### The exercise
Copy each line below that includes "Party".

### Task material
************

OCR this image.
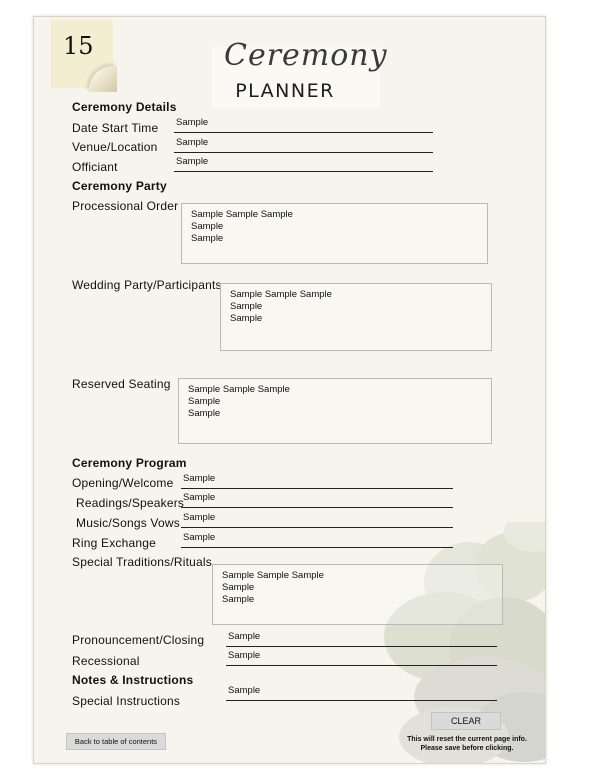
15	Ceremony
PLANNER
Ceremony Details
Date Start Time Sample
Venue/Location Sample
Officiant	Sample
Ceremony Party
Processional Order
Sample Sample Sample
Sample
Sample
Wedding Party/Participants
Sample Sample Sample
Sample
Sample
Reserved Seating	Sample Sample Sample
Sample
Sample
Ceremony Program
Opening/Welcome Sample
Readings/Speakers
Sample
Music/Songs Vows Sample
Ring Exchange	Sample
Special Traditions/Rituals
Sample Sample Sample
Sample
Sample
Pronouncement/Closing Sample
Recessional	Sample
Notes & Instructions
Special Instructions
Sample
CLEAR
This will reset the current page info.
Please save before clicking.
Back to table of contents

************

### Final result
Ceremony Party
Wedding Party/Participants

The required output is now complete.